■ **TO DO**
Copy out every line in the entries below that includes "Irán".

■ **Collected data**
----

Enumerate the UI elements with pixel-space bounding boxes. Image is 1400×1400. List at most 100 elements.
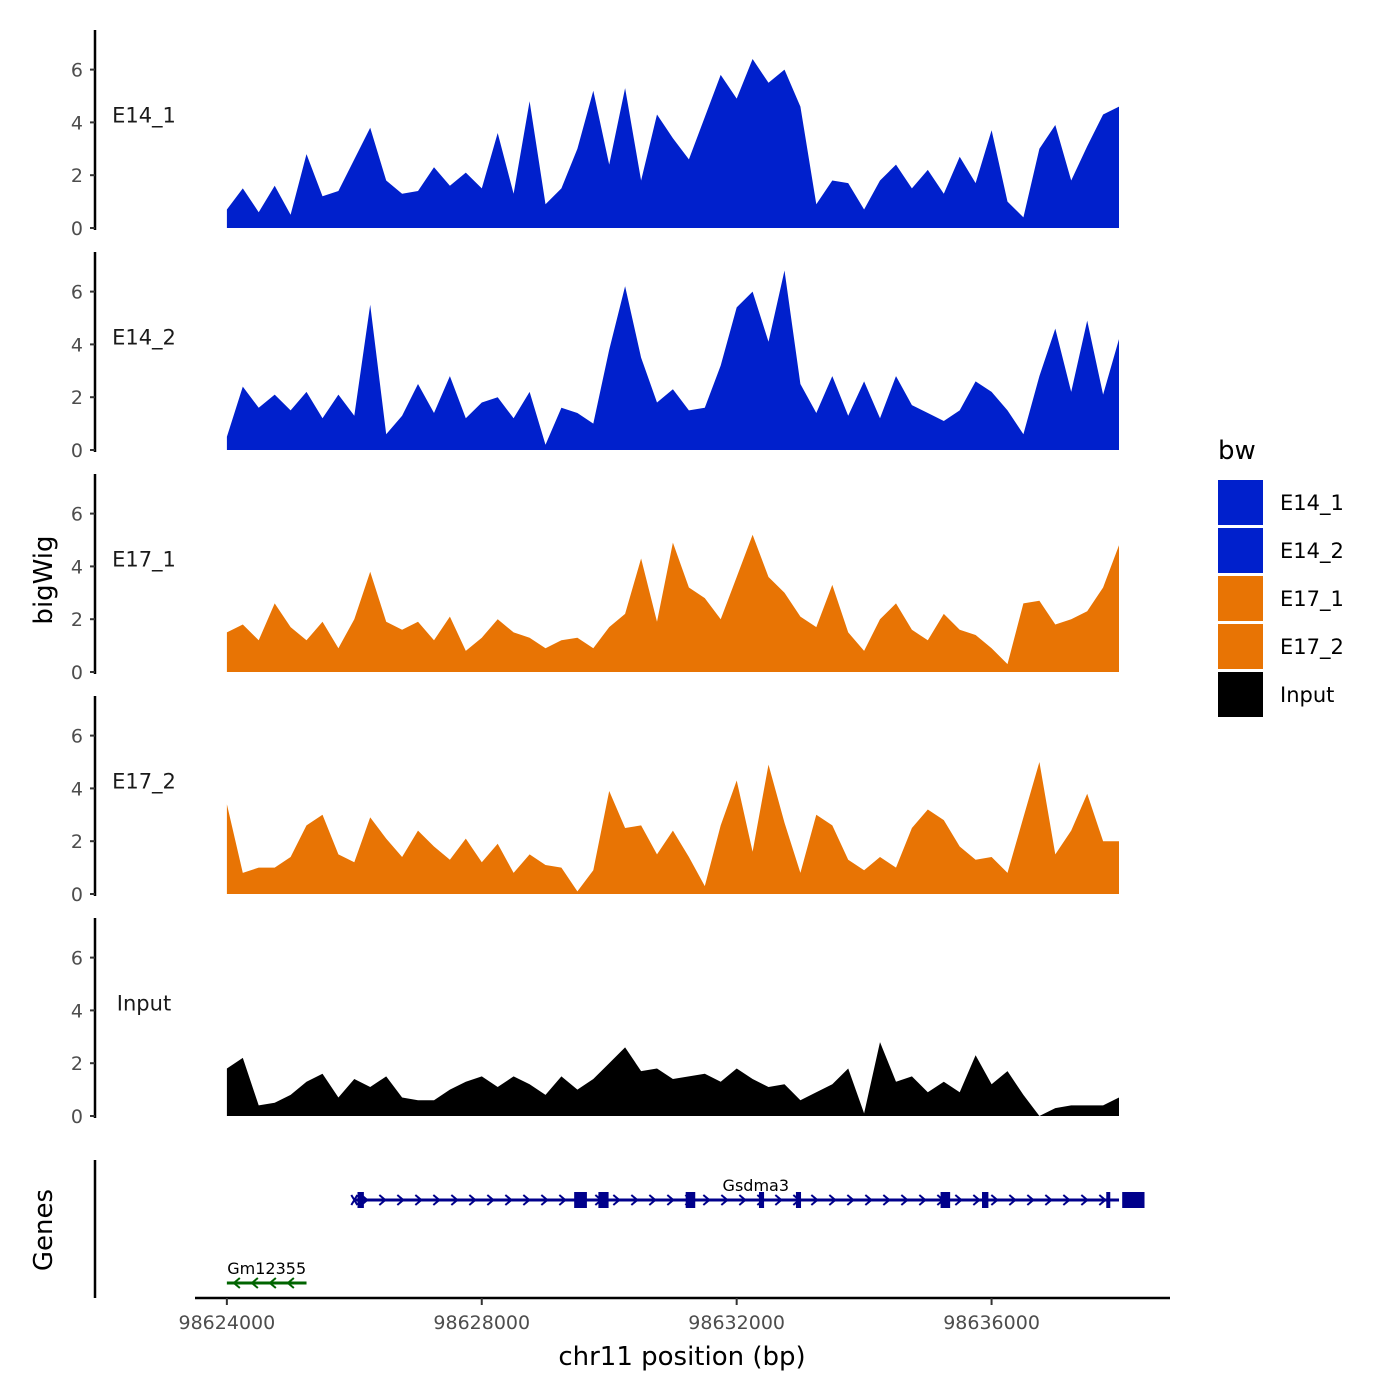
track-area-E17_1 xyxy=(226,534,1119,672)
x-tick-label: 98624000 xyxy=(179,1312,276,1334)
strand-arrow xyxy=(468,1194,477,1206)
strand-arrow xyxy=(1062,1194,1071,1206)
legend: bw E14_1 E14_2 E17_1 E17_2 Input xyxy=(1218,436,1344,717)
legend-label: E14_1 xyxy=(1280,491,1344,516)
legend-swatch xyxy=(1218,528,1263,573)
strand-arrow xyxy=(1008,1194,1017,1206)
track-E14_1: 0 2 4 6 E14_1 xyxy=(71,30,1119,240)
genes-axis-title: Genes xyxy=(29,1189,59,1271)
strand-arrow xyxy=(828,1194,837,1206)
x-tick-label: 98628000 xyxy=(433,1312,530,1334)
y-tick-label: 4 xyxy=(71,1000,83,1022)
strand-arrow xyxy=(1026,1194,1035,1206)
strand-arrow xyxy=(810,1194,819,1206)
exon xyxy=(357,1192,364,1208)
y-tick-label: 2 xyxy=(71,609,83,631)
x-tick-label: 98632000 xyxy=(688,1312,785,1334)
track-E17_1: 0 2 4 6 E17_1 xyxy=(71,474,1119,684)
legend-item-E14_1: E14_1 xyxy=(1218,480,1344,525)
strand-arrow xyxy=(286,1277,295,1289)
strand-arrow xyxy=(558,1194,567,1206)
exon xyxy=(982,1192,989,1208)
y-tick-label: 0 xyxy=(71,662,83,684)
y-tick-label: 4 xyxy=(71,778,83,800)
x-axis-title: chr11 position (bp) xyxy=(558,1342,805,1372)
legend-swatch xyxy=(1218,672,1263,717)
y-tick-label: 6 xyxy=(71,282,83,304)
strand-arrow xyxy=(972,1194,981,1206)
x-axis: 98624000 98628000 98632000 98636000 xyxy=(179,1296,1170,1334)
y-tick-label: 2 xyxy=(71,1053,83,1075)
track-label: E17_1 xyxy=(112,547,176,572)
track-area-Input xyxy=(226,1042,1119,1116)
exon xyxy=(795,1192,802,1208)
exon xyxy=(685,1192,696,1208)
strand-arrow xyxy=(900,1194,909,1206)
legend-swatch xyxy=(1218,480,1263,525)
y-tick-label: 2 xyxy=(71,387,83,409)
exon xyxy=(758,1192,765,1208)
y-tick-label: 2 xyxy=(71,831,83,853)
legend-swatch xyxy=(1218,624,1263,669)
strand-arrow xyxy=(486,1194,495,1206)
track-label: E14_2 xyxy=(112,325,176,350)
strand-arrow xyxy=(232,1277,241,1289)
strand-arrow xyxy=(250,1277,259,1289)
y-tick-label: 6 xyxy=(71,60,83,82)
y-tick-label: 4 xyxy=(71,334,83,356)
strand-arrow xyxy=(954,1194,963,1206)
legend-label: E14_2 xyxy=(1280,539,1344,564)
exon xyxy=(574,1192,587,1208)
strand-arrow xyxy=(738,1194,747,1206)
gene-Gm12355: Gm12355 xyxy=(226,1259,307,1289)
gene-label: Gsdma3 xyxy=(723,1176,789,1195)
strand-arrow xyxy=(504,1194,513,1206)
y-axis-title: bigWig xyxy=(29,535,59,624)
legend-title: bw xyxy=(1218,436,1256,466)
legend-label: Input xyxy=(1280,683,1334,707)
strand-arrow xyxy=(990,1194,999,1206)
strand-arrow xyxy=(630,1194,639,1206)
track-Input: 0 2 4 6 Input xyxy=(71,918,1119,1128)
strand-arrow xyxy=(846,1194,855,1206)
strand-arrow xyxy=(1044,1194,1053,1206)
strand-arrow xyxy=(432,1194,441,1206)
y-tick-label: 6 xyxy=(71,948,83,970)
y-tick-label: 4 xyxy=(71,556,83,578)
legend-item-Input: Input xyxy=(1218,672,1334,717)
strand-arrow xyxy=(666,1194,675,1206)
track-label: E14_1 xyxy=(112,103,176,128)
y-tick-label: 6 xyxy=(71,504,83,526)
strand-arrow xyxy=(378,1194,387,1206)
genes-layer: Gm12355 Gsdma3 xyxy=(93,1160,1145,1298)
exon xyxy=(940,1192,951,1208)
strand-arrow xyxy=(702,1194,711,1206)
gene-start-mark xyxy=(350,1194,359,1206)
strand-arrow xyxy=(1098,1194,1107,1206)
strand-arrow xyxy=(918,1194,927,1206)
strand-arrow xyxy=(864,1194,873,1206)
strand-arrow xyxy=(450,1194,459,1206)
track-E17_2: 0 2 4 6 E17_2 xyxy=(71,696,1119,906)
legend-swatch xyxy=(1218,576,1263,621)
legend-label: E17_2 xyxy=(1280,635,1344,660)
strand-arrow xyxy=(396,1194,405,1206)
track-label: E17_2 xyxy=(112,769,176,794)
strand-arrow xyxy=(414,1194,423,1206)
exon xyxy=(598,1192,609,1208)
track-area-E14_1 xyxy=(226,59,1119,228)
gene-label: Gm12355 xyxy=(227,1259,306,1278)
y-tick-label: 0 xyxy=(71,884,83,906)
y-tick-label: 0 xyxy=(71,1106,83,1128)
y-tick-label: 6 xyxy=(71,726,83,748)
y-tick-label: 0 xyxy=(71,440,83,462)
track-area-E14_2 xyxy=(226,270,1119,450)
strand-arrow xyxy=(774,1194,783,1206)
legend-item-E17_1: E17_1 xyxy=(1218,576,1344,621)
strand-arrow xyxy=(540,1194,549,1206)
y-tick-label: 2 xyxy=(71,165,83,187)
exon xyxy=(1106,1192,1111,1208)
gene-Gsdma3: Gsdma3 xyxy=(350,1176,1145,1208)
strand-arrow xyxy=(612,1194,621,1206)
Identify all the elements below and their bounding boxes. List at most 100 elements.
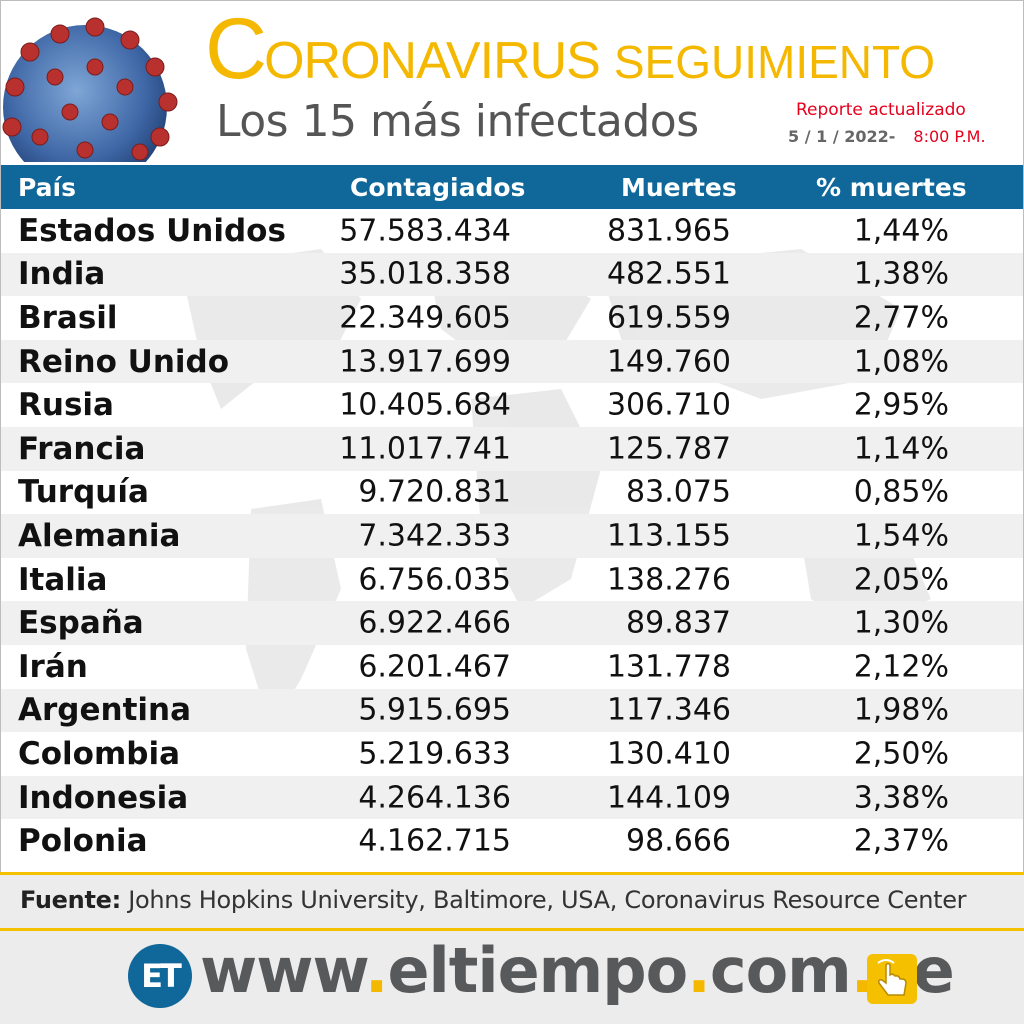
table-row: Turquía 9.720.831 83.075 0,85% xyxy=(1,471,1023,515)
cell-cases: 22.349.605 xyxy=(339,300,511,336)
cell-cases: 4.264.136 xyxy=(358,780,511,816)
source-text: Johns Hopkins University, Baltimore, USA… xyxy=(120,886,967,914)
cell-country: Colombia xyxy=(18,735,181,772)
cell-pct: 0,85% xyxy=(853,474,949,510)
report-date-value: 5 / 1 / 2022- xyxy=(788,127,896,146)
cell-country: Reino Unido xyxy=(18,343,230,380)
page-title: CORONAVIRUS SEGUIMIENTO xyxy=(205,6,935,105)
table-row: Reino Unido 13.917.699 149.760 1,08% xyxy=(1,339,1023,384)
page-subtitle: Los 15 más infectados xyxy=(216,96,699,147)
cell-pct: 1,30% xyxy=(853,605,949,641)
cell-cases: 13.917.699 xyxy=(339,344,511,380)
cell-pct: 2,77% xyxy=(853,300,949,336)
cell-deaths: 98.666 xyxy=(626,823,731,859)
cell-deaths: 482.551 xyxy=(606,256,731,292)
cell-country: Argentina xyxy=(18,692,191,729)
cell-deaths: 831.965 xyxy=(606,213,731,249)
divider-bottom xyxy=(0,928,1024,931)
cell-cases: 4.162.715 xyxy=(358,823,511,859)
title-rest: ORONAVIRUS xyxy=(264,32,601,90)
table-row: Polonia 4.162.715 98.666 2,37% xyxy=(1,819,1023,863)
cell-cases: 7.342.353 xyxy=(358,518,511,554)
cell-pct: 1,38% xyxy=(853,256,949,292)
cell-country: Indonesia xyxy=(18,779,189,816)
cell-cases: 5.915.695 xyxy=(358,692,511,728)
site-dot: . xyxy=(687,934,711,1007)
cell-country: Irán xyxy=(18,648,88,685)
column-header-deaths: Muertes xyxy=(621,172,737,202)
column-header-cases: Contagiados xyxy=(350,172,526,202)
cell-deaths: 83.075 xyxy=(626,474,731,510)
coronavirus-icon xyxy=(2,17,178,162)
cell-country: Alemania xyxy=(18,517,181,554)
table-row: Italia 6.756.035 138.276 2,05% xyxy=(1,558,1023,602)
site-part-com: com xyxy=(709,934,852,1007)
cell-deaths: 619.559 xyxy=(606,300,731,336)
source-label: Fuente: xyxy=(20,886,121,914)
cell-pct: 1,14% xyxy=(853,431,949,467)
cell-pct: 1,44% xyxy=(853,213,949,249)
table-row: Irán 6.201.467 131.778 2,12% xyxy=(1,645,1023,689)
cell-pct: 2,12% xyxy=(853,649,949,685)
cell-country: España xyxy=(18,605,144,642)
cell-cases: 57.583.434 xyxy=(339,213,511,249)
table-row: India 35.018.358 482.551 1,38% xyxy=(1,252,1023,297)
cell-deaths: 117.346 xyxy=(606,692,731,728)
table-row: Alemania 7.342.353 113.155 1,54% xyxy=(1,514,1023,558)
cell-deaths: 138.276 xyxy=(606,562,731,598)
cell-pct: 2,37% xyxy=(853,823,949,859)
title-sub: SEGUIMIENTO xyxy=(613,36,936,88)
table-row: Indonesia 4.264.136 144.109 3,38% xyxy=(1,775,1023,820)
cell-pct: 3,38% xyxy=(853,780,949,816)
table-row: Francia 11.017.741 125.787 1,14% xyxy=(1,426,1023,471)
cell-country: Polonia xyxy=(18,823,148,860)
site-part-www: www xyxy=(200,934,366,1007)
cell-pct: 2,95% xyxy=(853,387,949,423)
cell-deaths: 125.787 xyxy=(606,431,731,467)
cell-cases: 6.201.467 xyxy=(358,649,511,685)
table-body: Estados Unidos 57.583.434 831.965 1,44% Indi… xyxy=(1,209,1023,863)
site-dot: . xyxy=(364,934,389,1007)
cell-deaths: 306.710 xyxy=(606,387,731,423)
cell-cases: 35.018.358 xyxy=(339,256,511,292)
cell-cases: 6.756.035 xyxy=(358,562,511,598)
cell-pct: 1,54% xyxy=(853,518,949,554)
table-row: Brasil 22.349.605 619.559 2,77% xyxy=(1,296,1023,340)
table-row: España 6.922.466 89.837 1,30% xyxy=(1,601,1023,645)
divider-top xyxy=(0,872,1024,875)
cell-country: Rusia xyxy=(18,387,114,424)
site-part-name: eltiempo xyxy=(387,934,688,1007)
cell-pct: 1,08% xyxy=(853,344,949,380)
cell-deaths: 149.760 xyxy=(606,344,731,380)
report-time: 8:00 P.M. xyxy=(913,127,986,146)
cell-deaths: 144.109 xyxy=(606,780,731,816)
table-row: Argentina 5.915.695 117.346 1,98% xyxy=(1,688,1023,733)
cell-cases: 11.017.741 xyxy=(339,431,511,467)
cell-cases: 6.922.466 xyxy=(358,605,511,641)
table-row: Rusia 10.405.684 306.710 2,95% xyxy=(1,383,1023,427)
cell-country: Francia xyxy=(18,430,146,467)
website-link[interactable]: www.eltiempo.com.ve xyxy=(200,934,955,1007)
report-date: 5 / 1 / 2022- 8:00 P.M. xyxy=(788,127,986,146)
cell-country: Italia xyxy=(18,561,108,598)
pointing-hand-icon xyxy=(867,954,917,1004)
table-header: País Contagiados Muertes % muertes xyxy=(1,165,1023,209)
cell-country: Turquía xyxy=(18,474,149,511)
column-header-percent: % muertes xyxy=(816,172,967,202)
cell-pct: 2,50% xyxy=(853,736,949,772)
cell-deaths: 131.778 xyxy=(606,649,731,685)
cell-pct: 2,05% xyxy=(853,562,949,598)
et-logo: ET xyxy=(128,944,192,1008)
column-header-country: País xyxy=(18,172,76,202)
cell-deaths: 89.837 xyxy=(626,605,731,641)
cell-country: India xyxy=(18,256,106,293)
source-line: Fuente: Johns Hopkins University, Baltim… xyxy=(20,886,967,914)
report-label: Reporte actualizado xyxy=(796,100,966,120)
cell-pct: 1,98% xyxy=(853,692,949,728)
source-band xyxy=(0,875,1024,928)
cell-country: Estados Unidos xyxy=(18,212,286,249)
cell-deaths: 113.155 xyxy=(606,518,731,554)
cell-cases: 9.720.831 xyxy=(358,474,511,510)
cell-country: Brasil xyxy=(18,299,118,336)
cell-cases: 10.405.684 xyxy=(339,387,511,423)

----

■ **ANSWER SECTION**
cell-country: Irán xyxy=(18,648,88,685)
table-row: Irán 6.201.467 131.778 2,12% xyxy=(1,645,1023,689)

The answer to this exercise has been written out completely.